§ **TASK BRIEF**:
Your answer must be the records below, printed exactly.

[[ DATA FOR THE TASK, beginning ]]

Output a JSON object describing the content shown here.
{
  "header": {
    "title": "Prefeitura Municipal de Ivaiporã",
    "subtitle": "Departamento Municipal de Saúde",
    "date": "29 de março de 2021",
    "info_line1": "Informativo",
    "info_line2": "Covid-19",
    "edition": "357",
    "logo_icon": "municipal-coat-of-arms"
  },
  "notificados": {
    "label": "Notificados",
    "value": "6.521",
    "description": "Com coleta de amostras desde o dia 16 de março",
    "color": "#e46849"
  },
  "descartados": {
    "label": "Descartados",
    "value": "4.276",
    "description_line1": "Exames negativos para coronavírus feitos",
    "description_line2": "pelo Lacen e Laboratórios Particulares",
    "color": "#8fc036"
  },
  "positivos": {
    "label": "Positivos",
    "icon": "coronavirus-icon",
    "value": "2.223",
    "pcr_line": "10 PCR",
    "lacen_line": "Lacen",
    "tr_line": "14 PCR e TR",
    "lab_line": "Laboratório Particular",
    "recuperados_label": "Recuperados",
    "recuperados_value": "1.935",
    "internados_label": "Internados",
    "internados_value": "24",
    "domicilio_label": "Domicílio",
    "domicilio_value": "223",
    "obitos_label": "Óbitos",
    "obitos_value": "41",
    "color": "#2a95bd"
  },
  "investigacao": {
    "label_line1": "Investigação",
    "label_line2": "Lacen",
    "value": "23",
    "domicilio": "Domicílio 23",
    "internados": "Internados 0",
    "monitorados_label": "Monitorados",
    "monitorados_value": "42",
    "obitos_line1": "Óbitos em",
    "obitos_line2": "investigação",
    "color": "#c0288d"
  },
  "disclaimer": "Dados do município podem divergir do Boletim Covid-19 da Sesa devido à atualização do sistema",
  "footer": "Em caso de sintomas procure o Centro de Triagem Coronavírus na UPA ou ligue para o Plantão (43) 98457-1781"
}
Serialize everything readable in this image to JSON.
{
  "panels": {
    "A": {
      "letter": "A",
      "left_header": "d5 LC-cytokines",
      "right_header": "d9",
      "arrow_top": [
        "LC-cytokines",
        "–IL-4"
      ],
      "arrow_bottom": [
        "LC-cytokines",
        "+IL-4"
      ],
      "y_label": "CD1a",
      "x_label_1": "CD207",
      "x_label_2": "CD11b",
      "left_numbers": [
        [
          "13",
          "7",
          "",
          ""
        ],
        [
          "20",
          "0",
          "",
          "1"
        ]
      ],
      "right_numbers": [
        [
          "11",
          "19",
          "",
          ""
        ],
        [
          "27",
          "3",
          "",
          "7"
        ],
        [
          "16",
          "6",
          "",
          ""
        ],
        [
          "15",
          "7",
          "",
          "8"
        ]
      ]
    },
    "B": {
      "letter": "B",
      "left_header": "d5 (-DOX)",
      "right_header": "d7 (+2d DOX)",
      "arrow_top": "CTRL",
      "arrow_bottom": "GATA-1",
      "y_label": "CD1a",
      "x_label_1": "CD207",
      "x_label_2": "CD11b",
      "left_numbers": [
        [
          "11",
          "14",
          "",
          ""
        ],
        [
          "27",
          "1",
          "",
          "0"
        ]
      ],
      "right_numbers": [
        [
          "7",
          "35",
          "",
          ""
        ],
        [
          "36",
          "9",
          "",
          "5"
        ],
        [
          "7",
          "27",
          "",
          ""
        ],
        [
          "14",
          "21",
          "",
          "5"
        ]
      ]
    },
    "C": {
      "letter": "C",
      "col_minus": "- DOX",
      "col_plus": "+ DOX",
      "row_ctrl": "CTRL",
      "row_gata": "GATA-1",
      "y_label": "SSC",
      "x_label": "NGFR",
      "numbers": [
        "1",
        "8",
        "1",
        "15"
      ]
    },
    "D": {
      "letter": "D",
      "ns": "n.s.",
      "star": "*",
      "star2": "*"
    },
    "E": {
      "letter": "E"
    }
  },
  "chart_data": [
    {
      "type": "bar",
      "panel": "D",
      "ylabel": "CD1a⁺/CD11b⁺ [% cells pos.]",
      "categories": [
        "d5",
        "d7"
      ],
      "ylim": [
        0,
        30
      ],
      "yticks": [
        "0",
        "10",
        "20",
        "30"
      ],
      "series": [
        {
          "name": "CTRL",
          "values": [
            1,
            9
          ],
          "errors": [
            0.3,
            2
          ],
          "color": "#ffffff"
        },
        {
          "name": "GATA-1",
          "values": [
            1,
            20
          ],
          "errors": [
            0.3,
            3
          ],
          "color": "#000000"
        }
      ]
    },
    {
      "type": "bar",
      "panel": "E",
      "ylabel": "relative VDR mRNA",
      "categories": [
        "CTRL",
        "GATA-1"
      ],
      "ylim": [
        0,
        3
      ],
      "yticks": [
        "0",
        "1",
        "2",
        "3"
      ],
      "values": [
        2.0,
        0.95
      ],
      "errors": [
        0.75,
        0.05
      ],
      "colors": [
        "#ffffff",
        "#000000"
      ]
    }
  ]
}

[[ DATA FOR THE TASK, end ]]

§ **OUTPUT OF THE EXERCISE**:
Output a JSON object describing the content shown here.
{
  "header": {
    "title": "Prefeitura Municipal de Ivaiporã",
    "subtitle": "Departamento Municipal de Saúde",
    "date": "29 de março de 2021",
    "info_line1": "Informativo",
    "info_line2": "Covid-19",
    "edition": "357",
    "logo_icon": "municipal-coat-of-arms"
  },
  "notificados": {
    "label": "Notificados",
    "value": "6.521",
    "description": "Com coleta de amostras desde o dia 16 de março",
    "color": "#e46849"
  },
  "descartados": {
    "label": "Descartados",
    "value": "4.276",
    "description_line1": "Exames negativos para coronavírus feitos",
    "description_line2": "pelo Lacen e Laboratórios Particulares",
    "color": "#8fc036"
  },
  "positivos": {
    "label": "Positivos",
    "icon": "coronavirus-icon",
    "value": "2.223",
    "pcr_line": "10 PCR",
    "lacen_line": "Lacen",
    "tr_line": "14 PCR e TR",
    "lab_line": "Laboratório Particular",
    "recuperados_label": "Recuperados",
    "recuperados_value": "1.935",
    "internados_label": "Internados",
    "internados_value": "24",
    "domicilio_label": "Domicílio",
    "domicilio_value": "223",
    "obitos_label": "Óbitos",
    "obitos_value": "41",
    "color": "#2a95bd"
  },
  "investigacao": {
    "label_line1": "Investigação",
    "label_line2": "Lacen",
    "value": "23",
    "domicilio": "Domicílio 23",
    "internados": "Internados 0",
    "monitorados_label": "Monitorados",
    "monitorados_value": "42",
    "obitos_line1": "Óbitos em",
    "obitos_line2": "investigação",
    "color": "#c0288d"
  },
  "disclaimer": "Dados do município podem divergir do Boletim Covid-19 da Sesa devido à atualização do sistema",
  "footer": "Em caso de sintomas procure o Centro de Triagem Coronavírus na UPA ou ligue para o Plantão (43) 98457-1781"
}
Serialize everything readable in this image to JSON.
{
  "panels": {
    "A": {
      "letter": "A",
      "left_header": "d5 LC-cytokines",
      "right_header": "d9",
      "arrow_top": [
        "LC-cytokines",
        "–IL-4"
      ],
      "arrow_bottom": [
        "LC-cytokines",
        "+IL-4"
      ],
      "y_label": "CD1a",
      "x_label_1": "CD207",
      "x_label_2": "CD11b",
      "left_numbers": [
        [
          "13",
          "7",
          "",
          ""
        ],
        [
          "20",
          "0",
          "",
          "1"
        ]
      ],
      "right_numbers": [
        [
          "11",
          "19",
          "",
          ""
        ],
        [
          "27",
          "3",
          "",
          "7"
        ],
        [
          "16",
          "6",
          "",
          ""
        ],
        [
          "15",
          "7",
          "",
          "8"
        ]
      ]
    },
    "B": {
      "letter": "B",
      "left_header": "d5 (-DOX)",
      "right_header": "d7 (+2d DOX)",
      "arrow_top": "CTRL",
      "arrow_bottom": "GATA-1",
      "y_label": "CD1a",
      "x_label_1": "CD207",
      "x_label_2": "CD11b",
      "left_numbers": [
        [
          "11",
          "14",
          "",
          ""
        ],
        [
          "27",
          "1",
          "",
          "0"
        ]
      ],
      "right_numbers": [
        [
          "7",
          "35",
          "",
          ""
        ],
        [
          "36",
          "9",
          "",
          "5"
        ],
        [
          "7",
          "27",
          "",
          ""
        ],
        [
          "14",
          "21",
          "",
          "5"
        ]
      ]
    },
    "C": {
      "letter": "C",
      "col_minus": "- DOX",
      "col_plus": "+ DOX",
      "row_ctrl": "CTRL",
      "row_gata": "GATA-1",
      "y_label": "SSC",
      "x_label": "NGFR",
      "numbers": [
        "1",
        "8",
        "1",
        "15"
      ]
    },
    "D": {
      "letter": "D",
      "ns": "n.s.",
      "star": "*",
      "star2": "*"
    },
    "E": {
      "letter": "E"
    }
  },
  "chart_data": [
    {
      "type": "bar",
      "panel": "D",
      "ylabel": "CD1a⁺/CD11b⁺ [% cells pos.]",
      "categories": [
        "d5",
        "d7"
      ],
      "ylim": [
        0,
        30
      ],
      "yticks": [
        "0",
        "10",
        "20",
        "30"
      ],
      "series": [
        {
          "name": "CTRL",
          "values": [
            1,
            9
          ],
          "errors": [
            0.3,
            2
          ],
          "color": "#ffffff"
        },
        {
          "name": "GATA-1",
          "values": [
            1,
            20
          ],
          "errors": [
            0.3,
            3
          ],
          "color": "#000000"
        }
      ]
    },
    {
      "type": "bar",
      "panel": "E",
      "ylabel": "relative VDR mRNA",
      "categories": [
        "CTRL",
        "GATA-1"
      ],
      "ylim": [
        0,
        3
      ],
      "yticks": [
        "0",
        "1",
        "2",
        "3"
      ],
      "values": [
        2.0,
        0.95
      ],
      "errors": [
        0.75,
        0.05
      ],
      "colors": [
        "#ffffff",
        "#000000"
      ]
    }
  ]
}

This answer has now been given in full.